What is asked: The listing below is to be output in its exact form.

[Source data]
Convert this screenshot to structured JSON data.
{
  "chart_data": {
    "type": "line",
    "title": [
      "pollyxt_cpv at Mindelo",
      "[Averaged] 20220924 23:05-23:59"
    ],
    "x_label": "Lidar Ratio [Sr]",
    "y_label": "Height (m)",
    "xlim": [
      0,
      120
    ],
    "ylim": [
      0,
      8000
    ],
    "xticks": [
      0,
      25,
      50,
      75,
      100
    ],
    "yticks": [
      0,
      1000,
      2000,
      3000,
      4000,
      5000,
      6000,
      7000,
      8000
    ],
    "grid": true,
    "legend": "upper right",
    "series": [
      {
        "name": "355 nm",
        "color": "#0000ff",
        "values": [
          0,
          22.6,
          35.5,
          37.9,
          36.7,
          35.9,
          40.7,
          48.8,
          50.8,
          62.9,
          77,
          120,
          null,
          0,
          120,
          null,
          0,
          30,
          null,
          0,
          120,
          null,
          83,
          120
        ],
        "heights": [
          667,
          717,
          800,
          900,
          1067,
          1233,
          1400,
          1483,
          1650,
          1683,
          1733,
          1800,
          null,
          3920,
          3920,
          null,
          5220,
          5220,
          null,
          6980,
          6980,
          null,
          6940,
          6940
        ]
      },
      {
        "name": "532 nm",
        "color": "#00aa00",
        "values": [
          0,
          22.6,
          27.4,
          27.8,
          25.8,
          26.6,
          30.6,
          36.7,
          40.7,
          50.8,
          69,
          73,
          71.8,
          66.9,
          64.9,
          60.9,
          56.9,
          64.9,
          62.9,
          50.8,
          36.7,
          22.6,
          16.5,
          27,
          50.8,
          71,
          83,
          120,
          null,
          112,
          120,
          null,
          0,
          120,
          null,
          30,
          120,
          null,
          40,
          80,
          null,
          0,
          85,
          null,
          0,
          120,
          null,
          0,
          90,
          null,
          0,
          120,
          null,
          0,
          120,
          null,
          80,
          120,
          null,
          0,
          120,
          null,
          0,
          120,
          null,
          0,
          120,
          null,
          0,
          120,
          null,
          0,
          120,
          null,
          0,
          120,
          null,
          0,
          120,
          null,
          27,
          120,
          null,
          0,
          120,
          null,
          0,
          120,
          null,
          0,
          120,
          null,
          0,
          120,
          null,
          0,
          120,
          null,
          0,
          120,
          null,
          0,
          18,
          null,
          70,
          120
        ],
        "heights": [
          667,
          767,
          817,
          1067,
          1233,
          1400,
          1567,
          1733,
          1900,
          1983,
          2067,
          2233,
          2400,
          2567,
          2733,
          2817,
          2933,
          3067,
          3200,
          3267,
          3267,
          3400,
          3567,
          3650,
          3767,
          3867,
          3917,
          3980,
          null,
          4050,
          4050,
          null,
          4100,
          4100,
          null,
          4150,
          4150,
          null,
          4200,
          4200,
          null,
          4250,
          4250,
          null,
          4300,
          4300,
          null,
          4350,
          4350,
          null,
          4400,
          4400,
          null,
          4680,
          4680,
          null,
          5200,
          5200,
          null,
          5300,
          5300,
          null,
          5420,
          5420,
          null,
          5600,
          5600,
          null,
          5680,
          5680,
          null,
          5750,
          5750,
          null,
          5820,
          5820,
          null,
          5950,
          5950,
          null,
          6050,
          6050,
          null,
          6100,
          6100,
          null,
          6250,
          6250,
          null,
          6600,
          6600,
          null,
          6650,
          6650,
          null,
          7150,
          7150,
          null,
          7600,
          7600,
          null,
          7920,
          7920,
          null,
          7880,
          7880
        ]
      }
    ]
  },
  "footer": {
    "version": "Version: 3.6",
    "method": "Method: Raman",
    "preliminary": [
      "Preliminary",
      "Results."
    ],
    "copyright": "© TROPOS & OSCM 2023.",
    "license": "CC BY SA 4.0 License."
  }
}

Expected output:
Convert this screenshot to structured JSON data.
{
  "chart_data": {
    "type": "line",
    "title": [
      "pollyxt_cpv at Mindelo",
      "[Averaged] 20220924 23:05-23:59"
    ],
    "x_label": "Lidar Ratio [Sr]",
    "y_label": "Height (m)",
    "xlim": [
      0,
      120
    ],
    "ylim": [
      0,
      8000
    ],
    "xticks": [
      0,
      25,
      50,
      75,
      100
    ],
    "yticks": [
      0,
      1000,
      2000,
      3000,
      4000,
      5000,
      6000,
      7000,
      8000
    ],
    "grid": true,
    "legend": "upper right",
    "series": [
      {
        "name": "355 nm",
        "color": "#0000ff",
        "values": [
          0,
          22.6,
          35.5,
          37.9,
          36.7,
          35.9,
          40.7,
          48.8,
          50.8,
          62.9,
          77,
          120,
          null,
          0,
          120,
          null,
          0,
          30,
          null,
          0,
          120,
          null,
          83,
          120
        ],
        "heights": [
          667,
          717,
          800,
          900,
          1067,
          1233,
          1400,
          1483,
          1650,
          1683,
          1733,
          1800,
          null,
          3920,
          3920,
          null,
          5220,
          5220,
          null,
          6980,
          6980,
          null,
          6940,
          6940
        ]
      },
      {
        "name": "532 nm",
        "color": "#00aa00",
        "values": [
          0,
          22.6,
          27.4,
          27.8,
          25.8,
          26.6,
          30.6,
          36.7,
          40.7,
          50.8,
          69,
          73,
          71.8,
          66.9,
          64.9,
          60.9,
          56.9,
          64.9,
          62.9,
          50.8,
          36.7,
          22.6,
          16.5,
          27,
          50.8,
          71,
          83,
          120,
          null,
          112,
          120,
          null,
          0,
          120,
          null,
          30,
          120,
          null,
          40,
          80,
          null,
          0,
          85,
          null,
          0,
          120,
          null,
          0,
          90,
          null,
          0,
          120,
          null,
          0,
          120,
          null,
          80,
          120,
          null,
          0,
          120,
          null,
          0,
          120,
          null,
          0,
          120,
          null,
          0,
          120,
          null,
          0,
          120,
          null,
          0,
          120,
          null,
          0,
          120,
          null,
          27,
          120,
          null,
          0,
          120,
          null,
          0,
          120,
          null,
          0,
          120,
          null,
          0,
          120,
          null,
          0,
          120,
          null,
          0,
          120,
          null,
          0,
          18,
          null,
          70,
          120
        ],
        "heights": [
          667,
          767,
          817,
          1067,
          1233,
          1400,
          1567,
          1733,
          1900,
          1983,
          2067,
          2233,
          2400,
          2567,
          2733,
          2817,
          2933,
          3067,
          3200,
          3267,
          3267,
          3400,
          3567,
          3650,
          3767,
          3867,
          3917,
          3980,
          null,
          4050,
          4050,
          null,
          4100,
          4100,
          null,
          4150,
          4150,
          null,
          4200,
          4200,
          null,
          4250,
          4250,
          null,
          4300,
          4300,
          null,
          4350,
          4350,
          null,
          4400,
          4400,
          null,
          4680,
          4680,
          null,
          5200,
          5200,
          null,
          5300,
          5300,
          null,
          5420,
          5420,
          null,
          5600,
          5600,
          null,
          5680,
          5680,
          null,
          5750,
          5750,
          null,
          5820,
          5820,
          null,
          5950,
          5950,
          null,
          6050,
          6050,
          null,
          6100,
          6100,
          null,
          6250,
          6250,
          null,
          6600,
          6600,
          null,
          6650,
          6650,
          null,
          7150,
          7150,
          null,
          7600,
          7600,
          null,
          7920,
          7920,
          null,
          7880,
          7880
        ]
      }
    ]
  },
  "footer": {
    "version": "Version: 3.6",
    "method": "Method: Raman",
    "preliminary": [
      "Preliminary",
      "Results."
    ],
    "copyright": "© TROPOS & OSCM 2023.",
    "license": "CC BY SA 4.0 License."
  }
}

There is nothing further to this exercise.